### PROBLEM TO SOLVE:
Write out the entries again exactly as they are given.

++++ EXTRACTED RECORDS ++++

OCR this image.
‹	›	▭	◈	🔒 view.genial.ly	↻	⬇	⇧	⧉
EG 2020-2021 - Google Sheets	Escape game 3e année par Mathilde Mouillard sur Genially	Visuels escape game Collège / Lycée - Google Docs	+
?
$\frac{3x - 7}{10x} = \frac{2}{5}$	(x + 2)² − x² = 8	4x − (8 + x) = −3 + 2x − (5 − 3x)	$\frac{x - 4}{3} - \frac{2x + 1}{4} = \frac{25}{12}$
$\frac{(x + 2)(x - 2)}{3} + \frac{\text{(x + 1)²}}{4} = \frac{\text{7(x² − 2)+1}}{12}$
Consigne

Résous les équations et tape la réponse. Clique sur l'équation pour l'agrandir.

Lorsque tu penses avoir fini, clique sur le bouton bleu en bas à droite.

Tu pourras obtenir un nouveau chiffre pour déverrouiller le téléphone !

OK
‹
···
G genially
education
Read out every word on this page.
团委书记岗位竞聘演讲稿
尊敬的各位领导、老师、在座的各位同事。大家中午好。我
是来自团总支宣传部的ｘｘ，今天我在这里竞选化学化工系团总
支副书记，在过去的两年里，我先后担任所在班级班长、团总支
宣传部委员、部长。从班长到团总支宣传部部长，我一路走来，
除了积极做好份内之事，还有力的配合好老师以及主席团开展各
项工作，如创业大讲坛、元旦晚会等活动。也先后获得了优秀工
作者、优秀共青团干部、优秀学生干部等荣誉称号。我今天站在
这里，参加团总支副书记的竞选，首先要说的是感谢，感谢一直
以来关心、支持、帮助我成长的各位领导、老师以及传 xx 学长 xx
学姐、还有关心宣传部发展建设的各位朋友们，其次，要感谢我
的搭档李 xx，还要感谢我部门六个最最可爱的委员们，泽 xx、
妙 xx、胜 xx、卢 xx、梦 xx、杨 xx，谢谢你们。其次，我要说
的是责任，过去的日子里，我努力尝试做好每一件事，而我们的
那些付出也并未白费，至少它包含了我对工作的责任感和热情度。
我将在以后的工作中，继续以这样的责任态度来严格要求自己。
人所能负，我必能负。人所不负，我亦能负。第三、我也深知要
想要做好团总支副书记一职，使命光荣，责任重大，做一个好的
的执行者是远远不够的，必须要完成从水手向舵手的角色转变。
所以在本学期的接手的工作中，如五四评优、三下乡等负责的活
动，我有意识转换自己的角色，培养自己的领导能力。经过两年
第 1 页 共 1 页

++++

### WRITTEN SOLUTION:
OCR this image.
‹	›	▭	◈	🔒 view.genial.ly	↻	⬇	⇧	⧉
EG 2020-2021 - Google Sheets	Escape game 3e année par Mathilde Mouillard sur Genially	Visuels escape game Collège / Lycée - Google Docs	+
?
$\frac{3x - 7}{10x} = \frac{2}{5}$	(x + 2)² − x² = 8	4x − (8 + x) = −3 + 2x − (5 − 3x)	$\frac{x - 4}{3} - \frac{2x + 1}{4} = \frac{25}{12}$
$\frac{(x + 2)(x - 2)}{3} + \frac{\text{(x + 1)²}}{4} = \frac{\text{7(x² − 2)+1}}{12}$
Consigne

Résous les équations et tape la réponse. Clique sur l'équation pour l'agrandir.

Lorsque tu penses avoir fini, clique sur le bouton bleu en bas à droite.

Tu pourras obtenir un nouveau chiffre pour déverrouiller le téléphone !

OK
‹
···
G genially
education
Read out every word on this page.
团委书记岗位竞聘演讲稿
尊敬的各位领导、老师、在座的各位同事。大家中午好。我
是来自团总支宣传部的ｘｘ，今天我在这里竞选化学化工系团总
支副书记，在过去的两年里，我先后担任所在班级班长、团总支
宣传部委员、部长。从班长到团总支宣传部部长，我一路走来，
除了积极做好份内之事，还有力的配合好老师以及主席团开展各
项工作，如创业大讲坛、元旦晚会等活动。也先后获得了优秀工
作者、优秀共青团干部、优秀学生干部等荣誉称号。我今天站在
这里，参加团总支副书记的竞选，首先要说的是感谢，感谢一直
以来关心、支持、帮助我成长的各位领导、老师以及传 xx 学长 xx
学姐、还有关心宣传部发展建设的各位朋友们，其次，要感谢我
的搭档李 xx，还要感谢我部门六个最最可爱的委员们，泽 xx、
妙 xx、胜 xx、卢 xx、梦 xx、杨 xx，谢谢你们。其次，我要说
的是责任，过去的日子里，我努力尝试做好每一件事，而我们的
那些付出也并未白费，至少它包含了我对工作的责任感和热情度。
我将在以后的工作中，继续以这样的责任态度来严格要求自己。
人所能负，我必能负。人所不负，我亦能负。第三、我也深知要
想要做好团总支副书记一职，使命光荣，责任重大，做一个好的
的执行者是远远不够的，必须要完成从水手向舵手的角色转变。
所以在本学期的接手的工作中，如五四评优、三下乡等负责的活
动，我有意识转换自己的角色，培养自己的领导能力。经过两年
第 1 页 共 1 页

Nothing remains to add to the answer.